# PROVIDED DATA:
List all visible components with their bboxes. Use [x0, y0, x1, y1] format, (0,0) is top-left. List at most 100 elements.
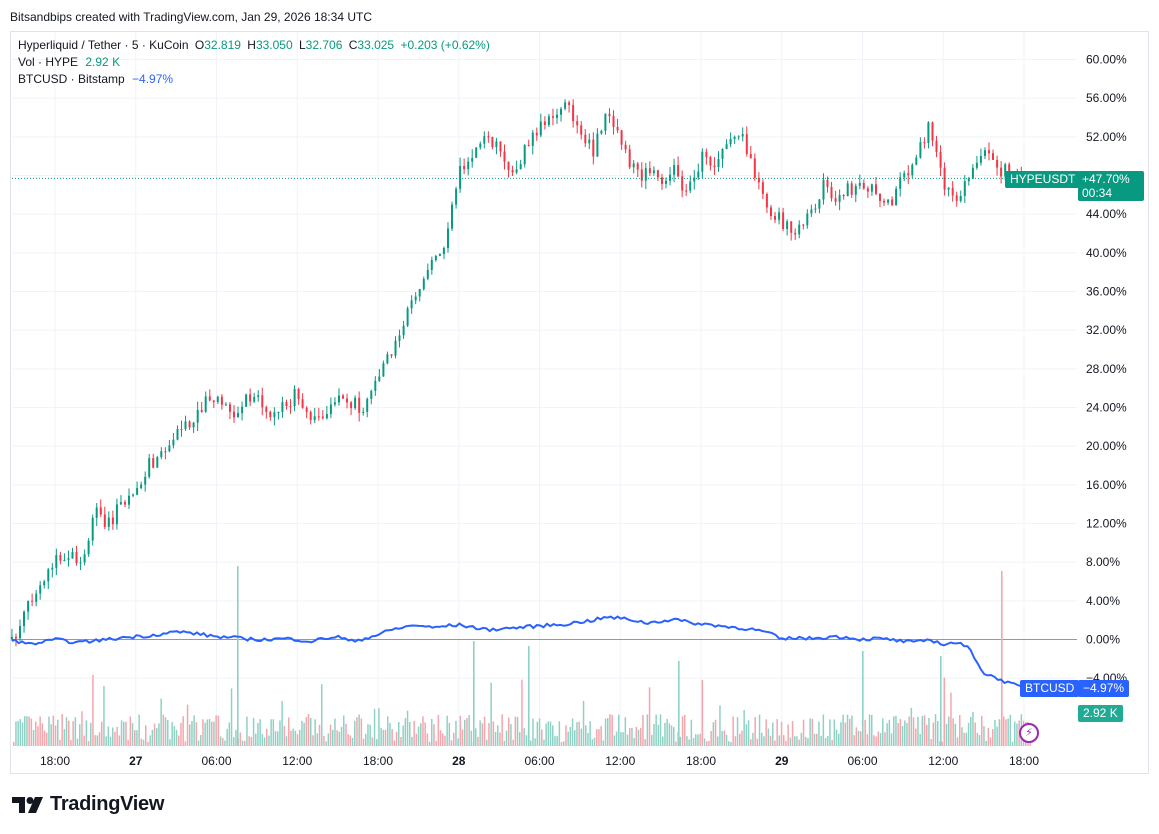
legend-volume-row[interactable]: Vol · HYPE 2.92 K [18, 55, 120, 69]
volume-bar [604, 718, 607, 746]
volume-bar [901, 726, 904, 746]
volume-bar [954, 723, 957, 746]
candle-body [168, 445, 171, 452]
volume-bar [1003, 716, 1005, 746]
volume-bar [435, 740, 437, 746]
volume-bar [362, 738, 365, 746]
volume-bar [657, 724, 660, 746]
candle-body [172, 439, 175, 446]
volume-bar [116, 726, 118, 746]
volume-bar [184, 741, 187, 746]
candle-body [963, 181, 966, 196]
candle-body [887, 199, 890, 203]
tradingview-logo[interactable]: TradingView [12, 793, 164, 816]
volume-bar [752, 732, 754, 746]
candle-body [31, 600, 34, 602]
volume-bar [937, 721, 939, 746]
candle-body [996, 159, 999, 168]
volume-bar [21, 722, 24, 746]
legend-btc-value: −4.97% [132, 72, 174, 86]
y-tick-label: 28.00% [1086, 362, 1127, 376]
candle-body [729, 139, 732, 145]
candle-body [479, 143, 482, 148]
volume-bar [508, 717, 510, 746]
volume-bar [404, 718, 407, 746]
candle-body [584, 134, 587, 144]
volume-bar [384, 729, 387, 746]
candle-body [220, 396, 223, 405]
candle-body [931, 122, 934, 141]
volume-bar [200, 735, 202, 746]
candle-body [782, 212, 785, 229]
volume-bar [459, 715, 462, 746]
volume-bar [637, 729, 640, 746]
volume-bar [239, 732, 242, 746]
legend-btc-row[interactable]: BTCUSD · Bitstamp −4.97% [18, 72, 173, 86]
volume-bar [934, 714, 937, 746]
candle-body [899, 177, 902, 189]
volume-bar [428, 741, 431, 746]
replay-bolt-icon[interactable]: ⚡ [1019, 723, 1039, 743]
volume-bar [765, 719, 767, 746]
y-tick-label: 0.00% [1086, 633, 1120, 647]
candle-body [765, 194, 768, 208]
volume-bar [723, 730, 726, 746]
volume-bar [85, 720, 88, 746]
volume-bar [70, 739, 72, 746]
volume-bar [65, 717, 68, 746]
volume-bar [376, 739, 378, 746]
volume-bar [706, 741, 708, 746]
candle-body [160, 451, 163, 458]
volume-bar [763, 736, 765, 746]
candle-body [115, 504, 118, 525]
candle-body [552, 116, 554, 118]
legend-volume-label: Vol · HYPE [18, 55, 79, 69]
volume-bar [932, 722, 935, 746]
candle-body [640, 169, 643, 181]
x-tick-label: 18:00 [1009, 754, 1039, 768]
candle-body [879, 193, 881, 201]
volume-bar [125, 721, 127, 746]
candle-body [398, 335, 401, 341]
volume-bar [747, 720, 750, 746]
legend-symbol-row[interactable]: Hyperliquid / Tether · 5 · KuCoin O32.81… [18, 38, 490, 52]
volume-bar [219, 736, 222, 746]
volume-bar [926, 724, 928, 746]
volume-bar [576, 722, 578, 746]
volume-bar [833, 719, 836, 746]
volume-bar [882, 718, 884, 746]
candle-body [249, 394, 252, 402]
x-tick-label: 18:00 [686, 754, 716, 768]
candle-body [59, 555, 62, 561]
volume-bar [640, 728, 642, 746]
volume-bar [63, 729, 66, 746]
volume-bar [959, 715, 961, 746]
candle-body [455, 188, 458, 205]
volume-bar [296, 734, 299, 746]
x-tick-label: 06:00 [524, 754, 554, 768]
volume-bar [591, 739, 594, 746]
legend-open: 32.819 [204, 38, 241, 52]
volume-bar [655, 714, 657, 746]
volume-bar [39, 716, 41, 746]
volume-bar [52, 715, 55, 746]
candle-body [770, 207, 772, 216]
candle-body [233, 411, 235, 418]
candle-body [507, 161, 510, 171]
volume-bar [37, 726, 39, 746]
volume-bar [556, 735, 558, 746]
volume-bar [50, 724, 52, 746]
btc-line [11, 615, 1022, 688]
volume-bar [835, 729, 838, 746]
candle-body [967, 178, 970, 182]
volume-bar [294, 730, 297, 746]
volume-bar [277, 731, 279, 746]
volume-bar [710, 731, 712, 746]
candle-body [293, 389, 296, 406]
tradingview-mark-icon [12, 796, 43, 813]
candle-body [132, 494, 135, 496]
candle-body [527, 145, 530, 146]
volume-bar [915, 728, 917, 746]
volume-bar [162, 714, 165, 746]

# YOUR TASK:
Reproduce, unchanged, every line of the listing from the one containing "legend-volume-row[interactable]: Vol ·" down to the one containing "tradingview-logo[interactable]: TradingView [12, 793, 164, 816]", both included.

# WRITTEN RESPONSE:
legend-volume-row[interactable]: Vol · HYPE 2.92 K [18, 55, 120, 69]
volume-bar [604, 718, 607, 746]
volume-bar [901, 726, 904, 746]
volume-bar [954, 723, 957, 746]
candle-body [168, 445, 171, 452]
volume-bar [1003, 716, 1005, 746]
volume-bar [435, 740, 437, 746]
volume-bar [362, 738, 365, 746]
volume-bar [657, 724, 660, 746]
candle-body [172, 439, 175, 446]
volume-bar [116, 726, 118, 746]
volume-bar [184, 741, 187, 746]
candle-body [963, 181, 966, 196]
candle-body [887, 199, 890, 203]
tradingview-logo[interactable]: TradingView [12, 793, 164, 816]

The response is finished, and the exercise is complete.